--- DATA FOR THIS TASK ---

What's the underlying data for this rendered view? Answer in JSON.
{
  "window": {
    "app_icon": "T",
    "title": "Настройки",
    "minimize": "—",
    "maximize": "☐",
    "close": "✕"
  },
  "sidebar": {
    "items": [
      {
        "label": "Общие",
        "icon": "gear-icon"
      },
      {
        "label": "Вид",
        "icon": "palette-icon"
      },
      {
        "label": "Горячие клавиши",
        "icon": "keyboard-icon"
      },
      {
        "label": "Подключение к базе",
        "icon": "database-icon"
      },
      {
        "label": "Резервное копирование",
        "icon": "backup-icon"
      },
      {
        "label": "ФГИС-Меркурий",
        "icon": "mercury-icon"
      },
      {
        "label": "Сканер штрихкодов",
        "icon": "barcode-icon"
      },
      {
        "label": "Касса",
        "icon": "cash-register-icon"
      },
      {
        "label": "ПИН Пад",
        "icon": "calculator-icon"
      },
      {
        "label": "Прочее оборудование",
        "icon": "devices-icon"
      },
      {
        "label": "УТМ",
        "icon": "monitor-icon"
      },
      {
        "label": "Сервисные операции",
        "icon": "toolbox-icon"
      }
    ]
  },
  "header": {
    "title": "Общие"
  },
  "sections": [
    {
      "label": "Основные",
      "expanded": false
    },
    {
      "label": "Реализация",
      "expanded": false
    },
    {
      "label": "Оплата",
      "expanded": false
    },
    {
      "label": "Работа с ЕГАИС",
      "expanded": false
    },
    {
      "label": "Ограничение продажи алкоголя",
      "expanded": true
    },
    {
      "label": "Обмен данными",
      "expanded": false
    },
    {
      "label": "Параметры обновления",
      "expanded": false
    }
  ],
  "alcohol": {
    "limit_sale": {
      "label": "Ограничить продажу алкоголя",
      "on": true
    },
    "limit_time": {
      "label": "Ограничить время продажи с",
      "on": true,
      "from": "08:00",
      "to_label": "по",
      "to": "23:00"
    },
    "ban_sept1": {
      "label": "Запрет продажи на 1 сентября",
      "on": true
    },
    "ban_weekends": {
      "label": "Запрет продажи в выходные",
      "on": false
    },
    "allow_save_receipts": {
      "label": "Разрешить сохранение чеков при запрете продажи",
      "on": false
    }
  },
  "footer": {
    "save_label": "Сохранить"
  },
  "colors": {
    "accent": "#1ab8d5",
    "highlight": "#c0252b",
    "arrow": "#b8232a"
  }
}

---

_TASK STATEMENT:_
Copy each entry exactly, with nothing added or dropped.

_EXERCISE ANSWER:_
What's the underlying data for this rendered view? Answer in JSON.
{
  "window": {
    "app_icon": "T",
    "title": "Настройки",
    "minimize": "—",
    "maximize": "☐",
    "close": "✕"
  },
  "sidebar": {
    "items": [
      {
        "label": "Общие",
        "icon": "gear-icon"
      },
      {
        "label": "Вид",
        "icon": "palette-icon"
      },
      {
        "label": "Горячие клавиши",
        "icon": "keyboard-icon"
      },
      {
        "label": "Подключение к базе",
        "icon": "database-icon"
      },
      {
        "label": "Резервное копирование",
        "icon": "backup-icon"
      },
      {
        "label": "ФГИС-Меркурий",
        "icon": "mercury-icon"
      },
      {
        "label": "Сканер штрихкодов",
        "icon": "barcode-icon"
      },
      {
        "label": "Касса",
        "icon": "cash-register-icon"
      },
      {
        "label": "ПИН Пад",
        "icon": "calculator-icon"
      },
      {
        "label": "Прочее оборудование",
        "icon": "devices-icon"
      },
      {
        "label": "УТМ",
        "icon": "monitor-icon"
      },
      {
        "label": "Сервисные операции",
        "icon": "toolbox-icon"
      }
    ]
  },
  "header": {
    "title": "Общие"
  },
  "sections": [
    {
      "label": "Основные",
      "expanded": false
    },
    {
      "label": "Реализация",
      "expanded": false
    },
    {
      "label": "Оплата",
      "expanded": false
    },
    {
      "label": "Работа с ЕГАИС",
      "expanded": false
    },
    {
      "label": "Ограничение продажи алкоголя",
      "expanded": true
    },
    {
      "label": "Обмен данными",
      "expanded": false
    },
    {
      "label": "Параметры обновления",
      "expanded": false
    }
  ],
  "alcohol": {
    "limit_sale": {
      "label": "Ограничить продажу алкоголя",
      "on": true
    },
    "limit_time": {
      "label": "Ограничить время продажи с",
      "on": true,
      "from": "08:00",
      "to_label": "по",
      "to": "23:00"
    },
    "ban_sept1": {
      "label": "Запрет продажи на 1 сентября",
      "on": true
    },
    "ban_weekends": {
      "label": "Запрет продажи в выходные",
      "on": false
    },
    "allow_save_receipts": {
      "label": "Разрешить сохранение чеков при запрете продажи",
      "on": false
    }
  },
  "footer": {
    "save_label": "Сохранить"
  },
  "colors": {
    "accent": "#1ab8d5",
    "highlight": "#c0252b",
    "arrow": "#b8232a"
  }
}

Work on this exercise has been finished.